[What to work on]
In the listing that follows, how many lines contain the string "text"? Provide only the number.

------ Information supplied

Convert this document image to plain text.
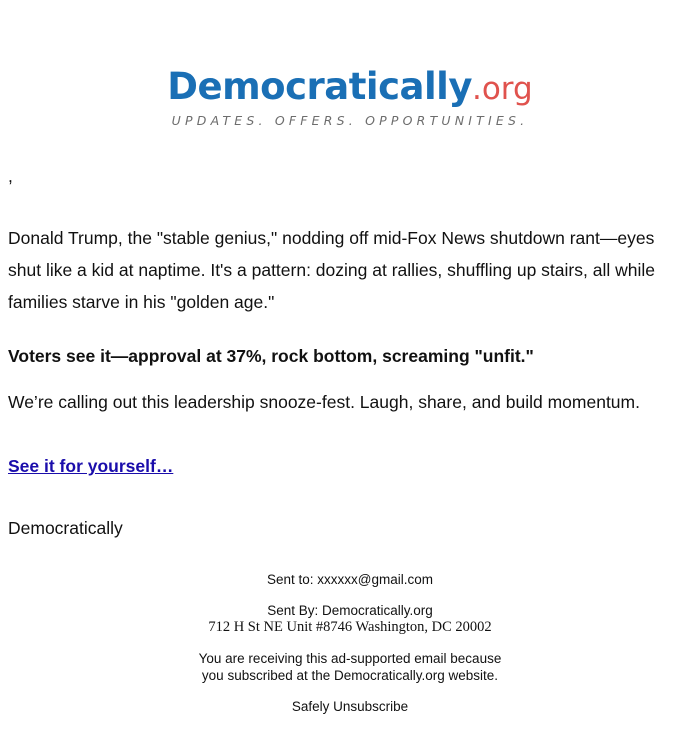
Democratically.org
UPDATES. OFFERS. OPPORTUNITIES.

,

Donald Trump, the "stable genius," nodding off mid-Fox News shutdown rant—eyes shut like a kid at naptime. It's a pattern: dozing at rallies, shuffling up stairs, all while families starve in his "golden age."

Voters see it—approval at 37%, rock bottom, screaming "unfit."

We’re calling out this leadership snooze-fest. Laugh, share, and build momentum.

See it for yourself…

Democratically

Sent to: xxxxxx@gmail.com

Sent By: Democratically.org

712 H St NE Unit #8746 Washington, DC 20002

You are receiving this ad-supported email because

you subscribed at the Democratically.org website.

Safely Unsubscribe
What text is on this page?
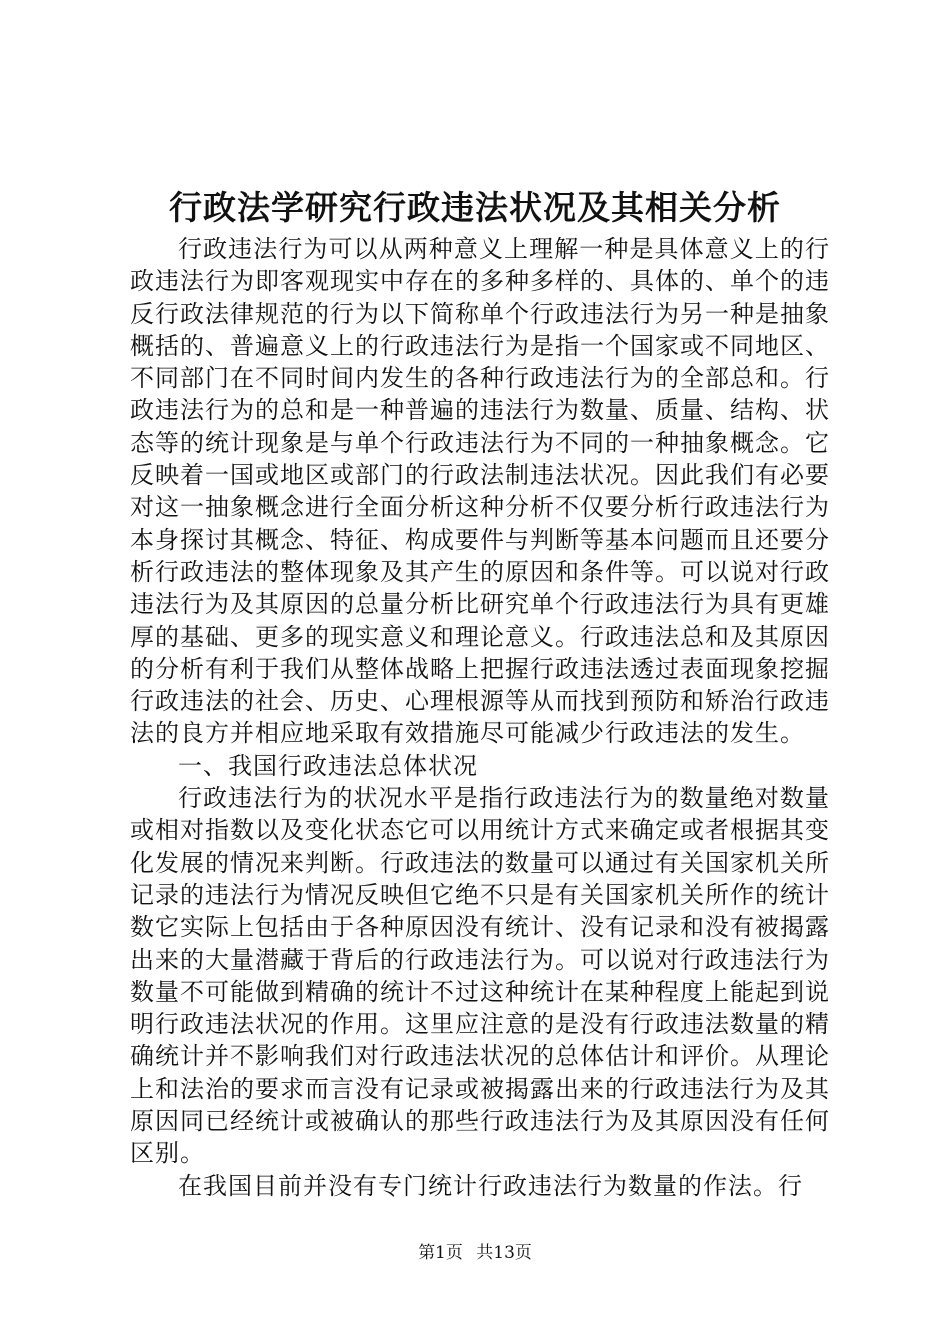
行政法学研究行政违法状况及其相关分析

行政违法行为可以从两种意义上理解一种是具体意义上的行政违法行为即客观现实中存在的多种多样的、具体的、单个的违反行政法律规范的行为以下简称单个行政违法行为另一种是抽象概括的、普遍意义上的行政违法行为是指一个国家或不同地区、不同部门在不同时间内发生的各种行政违法行为的全部总和。行政违法行为的总和是一种普遍的违法行为数量、质量、结构、状态等的统计现象是与单个行政违法行为不同的一种抽象概念。它反映着一国或地区或部门的行政法制违法状况。因此我们有必要对这一抽象概念进行全面分析这种分析不仅要分析行政违法行为本身探讨其概念、特征、构成要件与判断等基本问题而且还要分析行政违法的整体现象及其产生的原因和条件等。可以说对行政违法行为及其原因的总量分析比研究单个行政违法行为具有更雄厚的基础、更多的现实意义和理论意义。行政违法总和及其原因的分析有利于我们从整体战略上把握行政违法透过表面现象挖掘行政违法的社会、历史、心理根源等从而找到预防和矫治行政违法的良方并相应地采取有效措施尽可能减少行政违法的发生。

一、我国行政违法总体状况

行政违法行为的状况水平是指行政违法行为的数量绝对数量或相对指数以及变化状态它可以用统计方式来确定或者根据其变化发展的情况来判断。行政违法的数量可以通过有关国家机关所记录的违法行为情况反映但它绝不只是有关国家机关所作的统计数它实际上包括由于各种原因没有统计、没有记录和没有被揭露出来的大量潜藏于背后的行政违法行为。可以说对行政违法行为数量不可能做到精确的统计不过这种统计在某种程度上能起到说明行政违法状况的作用。这里应注意的是没有行政违法数量的精确统计并不影响我们对行政违法状况的总体估计和评价。从理论上和法治的要求而言没有记录或被揭露出来的行政违法行为及其原因同已经统计或被确认的那些行政违法行为及其原因没有任何区别。

在我国目前并没有专门统计行政违法行为数量的作法。行

第1页 共13页
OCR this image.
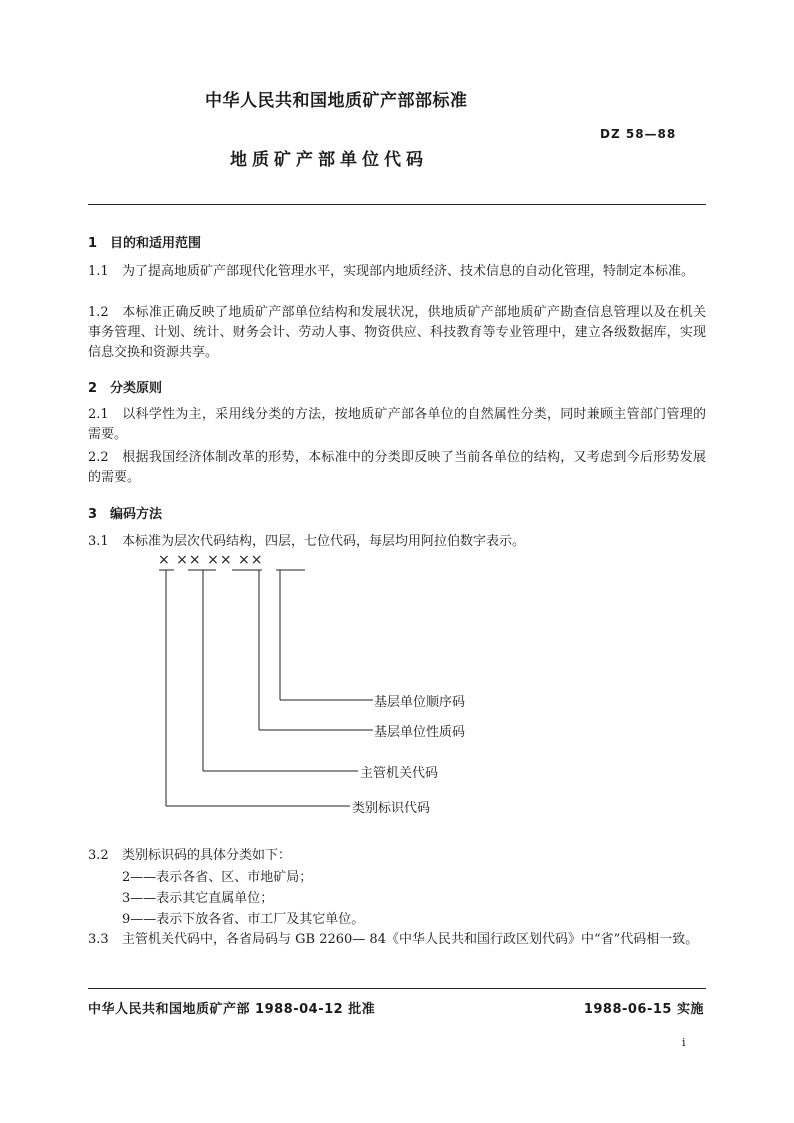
中华人民共和国地质矿产部部标准
DZ 58—88
地质矿产部单位代码
1 目的和适用范围
1.1 为了提高地质矿产部现代化管理水平，实现部内地质经济、技术信息的自动化管理，特制定本标准。
1.2 本标准正确反映了地质矿产部单位结构和发展状况，供地质矿产部地质矿产勘查信息管理以及在机关事务管理、计划、统计、财务会计、劳动人事、物资供应、科技教育等专业管理中，建立各级数据库，实现信息交换和资源共享。
2 分类原则
2.1 以科学性为主，采用线分类的方法，按地质矿产部各单位的自然属性分类，同时兼顾主管部门管理的需要。
2.2 根据我国经济体制改革的形势，本标准中的分类即反映了当前各单位的结构，又考虑到今后形势发展的需要。
3 编码方法
3.1 本标准为层次代码结构，四层，七位代码，每层均用阿拉伯数字表示。
× ×× ×× ××
基层单位顺序码
基层单位性质码
主管机关代码
类别标识代码
3.2 类别标识码的具体分类如下：
2——表示各省、区、市地矿局；
3——表示其它直属单位；
9——表示下放各省、市工厂及其它单位。
3.3 主管机关代码中，各省局码与 GB 2260— 84《中华人民共和国行政区划代码》中“省”代码相一致。
中华人民共和国地质矿产部 1988-04-12 批准	1988-06-15 实施
i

------------

[Task answer]
2